** START Records for processing **
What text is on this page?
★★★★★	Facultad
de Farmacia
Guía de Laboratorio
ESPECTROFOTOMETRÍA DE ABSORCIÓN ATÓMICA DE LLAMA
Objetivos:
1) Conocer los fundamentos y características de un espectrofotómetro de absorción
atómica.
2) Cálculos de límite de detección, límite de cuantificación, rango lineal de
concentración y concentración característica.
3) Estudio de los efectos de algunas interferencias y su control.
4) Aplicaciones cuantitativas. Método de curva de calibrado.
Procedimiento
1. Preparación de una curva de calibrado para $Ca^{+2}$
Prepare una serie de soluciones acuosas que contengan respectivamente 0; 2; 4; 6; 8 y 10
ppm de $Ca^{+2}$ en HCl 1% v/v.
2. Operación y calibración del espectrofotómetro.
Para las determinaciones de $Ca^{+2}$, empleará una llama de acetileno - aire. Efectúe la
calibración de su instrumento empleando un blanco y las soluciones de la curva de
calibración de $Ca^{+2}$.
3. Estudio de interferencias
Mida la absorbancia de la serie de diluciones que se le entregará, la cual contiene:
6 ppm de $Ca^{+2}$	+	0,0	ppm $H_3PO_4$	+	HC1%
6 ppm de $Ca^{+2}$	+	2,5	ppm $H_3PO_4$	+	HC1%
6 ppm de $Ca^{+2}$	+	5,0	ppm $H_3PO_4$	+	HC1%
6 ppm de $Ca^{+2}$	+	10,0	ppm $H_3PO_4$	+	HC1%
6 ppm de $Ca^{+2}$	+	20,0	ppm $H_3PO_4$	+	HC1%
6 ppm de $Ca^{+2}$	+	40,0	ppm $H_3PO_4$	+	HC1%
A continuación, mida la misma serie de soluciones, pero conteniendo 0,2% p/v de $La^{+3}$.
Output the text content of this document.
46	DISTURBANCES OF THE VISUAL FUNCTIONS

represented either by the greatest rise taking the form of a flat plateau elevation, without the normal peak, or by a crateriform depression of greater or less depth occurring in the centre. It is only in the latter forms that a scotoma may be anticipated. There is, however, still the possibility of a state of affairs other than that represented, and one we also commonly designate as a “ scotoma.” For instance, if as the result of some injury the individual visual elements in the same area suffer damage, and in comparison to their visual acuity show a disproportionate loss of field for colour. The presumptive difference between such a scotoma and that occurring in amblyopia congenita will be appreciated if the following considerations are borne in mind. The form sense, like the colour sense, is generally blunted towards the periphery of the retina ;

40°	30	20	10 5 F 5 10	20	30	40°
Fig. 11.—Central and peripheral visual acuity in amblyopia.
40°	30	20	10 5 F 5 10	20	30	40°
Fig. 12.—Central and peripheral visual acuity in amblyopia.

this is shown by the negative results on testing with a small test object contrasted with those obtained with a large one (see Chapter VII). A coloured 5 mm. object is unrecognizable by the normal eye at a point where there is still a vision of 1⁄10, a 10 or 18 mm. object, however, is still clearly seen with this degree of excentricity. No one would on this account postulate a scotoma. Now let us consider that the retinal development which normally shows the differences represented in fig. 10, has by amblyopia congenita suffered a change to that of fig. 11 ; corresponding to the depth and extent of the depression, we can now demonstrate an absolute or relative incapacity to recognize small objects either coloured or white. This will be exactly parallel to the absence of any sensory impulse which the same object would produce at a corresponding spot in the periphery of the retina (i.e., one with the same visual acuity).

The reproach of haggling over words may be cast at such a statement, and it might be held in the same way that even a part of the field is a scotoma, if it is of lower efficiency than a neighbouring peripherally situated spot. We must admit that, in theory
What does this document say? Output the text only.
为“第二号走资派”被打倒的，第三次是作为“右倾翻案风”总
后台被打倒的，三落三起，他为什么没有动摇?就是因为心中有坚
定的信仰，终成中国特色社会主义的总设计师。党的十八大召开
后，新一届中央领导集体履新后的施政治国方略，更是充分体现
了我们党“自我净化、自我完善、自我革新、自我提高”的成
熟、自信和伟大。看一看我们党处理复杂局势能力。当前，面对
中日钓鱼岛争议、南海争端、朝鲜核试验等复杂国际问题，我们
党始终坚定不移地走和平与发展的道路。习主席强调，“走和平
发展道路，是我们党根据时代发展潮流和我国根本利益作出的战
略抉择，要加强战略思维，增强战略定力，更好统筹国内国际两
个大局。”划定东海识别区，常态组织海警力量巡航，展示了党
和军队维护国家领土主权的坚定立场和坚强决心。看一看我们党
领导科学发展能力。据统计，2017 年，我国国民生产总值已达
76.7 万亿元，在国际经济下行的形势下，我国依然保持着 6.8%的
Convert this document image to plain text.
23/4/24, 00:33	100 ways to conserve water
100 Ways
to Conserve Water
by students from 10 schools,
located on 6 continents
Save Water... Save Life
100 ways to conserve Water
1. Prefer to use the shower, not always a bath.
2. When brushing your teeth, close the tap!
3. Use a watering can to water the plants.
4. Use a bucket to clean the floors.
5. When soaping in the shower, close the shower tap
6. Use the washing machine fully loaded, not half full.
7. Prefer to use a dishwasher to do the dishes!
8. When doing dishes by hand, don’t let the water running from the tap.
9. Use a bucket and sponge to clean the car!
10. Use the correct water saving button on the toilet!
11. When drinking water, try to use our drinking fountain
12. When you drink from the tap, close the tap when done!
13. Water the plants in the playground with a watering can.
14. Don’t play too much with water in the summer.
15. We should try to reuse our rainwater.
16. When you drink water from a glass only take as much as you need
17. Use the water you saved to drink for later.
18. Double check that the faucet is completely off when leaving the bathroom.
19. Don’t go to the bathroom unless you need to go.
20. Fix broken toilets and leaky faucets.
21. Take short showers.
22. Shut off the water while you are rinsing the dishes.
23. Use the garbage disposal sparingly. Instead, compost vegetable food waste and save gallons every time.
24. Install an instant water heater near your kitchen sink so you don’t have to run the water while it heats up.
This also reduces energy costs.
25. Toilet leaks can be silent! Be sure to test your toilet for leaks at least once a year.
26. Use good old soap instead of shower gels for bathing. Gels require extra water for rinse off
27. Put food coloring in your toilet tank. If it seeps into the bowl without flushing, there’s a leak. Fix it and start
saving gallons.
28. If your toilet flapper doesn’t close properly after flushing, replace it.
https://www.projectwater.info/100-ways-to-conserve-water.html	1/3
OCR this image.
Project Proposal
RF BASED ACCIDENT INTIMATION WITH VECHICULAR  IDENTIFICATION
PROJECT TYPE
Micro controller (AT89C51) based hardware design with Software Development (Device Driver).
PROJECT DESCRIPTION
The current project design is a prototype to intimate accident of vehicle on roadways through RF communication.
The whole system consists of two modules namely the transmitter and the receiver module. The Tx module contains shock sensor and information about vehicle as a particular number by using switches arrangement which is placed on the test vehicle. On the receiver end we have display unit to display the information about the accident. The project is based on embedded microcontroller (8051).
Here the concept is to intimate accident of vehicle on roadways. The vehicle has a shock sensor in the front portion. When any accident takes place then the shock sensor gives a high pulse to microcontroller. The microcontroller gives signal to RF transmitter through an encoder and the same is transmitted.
** END Records for processing **
- _Goal of the exercise_: Above are the records. Identify each line that contains the word "close".

- _Exercise response_:
2. When brushing your teeth, close the tap!
5. When soaping in the shower, close the shower tap
12. When you drink from the tap, close the tap when done!
28. If your toilet flapper doesn’t close properly after flushing, replace it.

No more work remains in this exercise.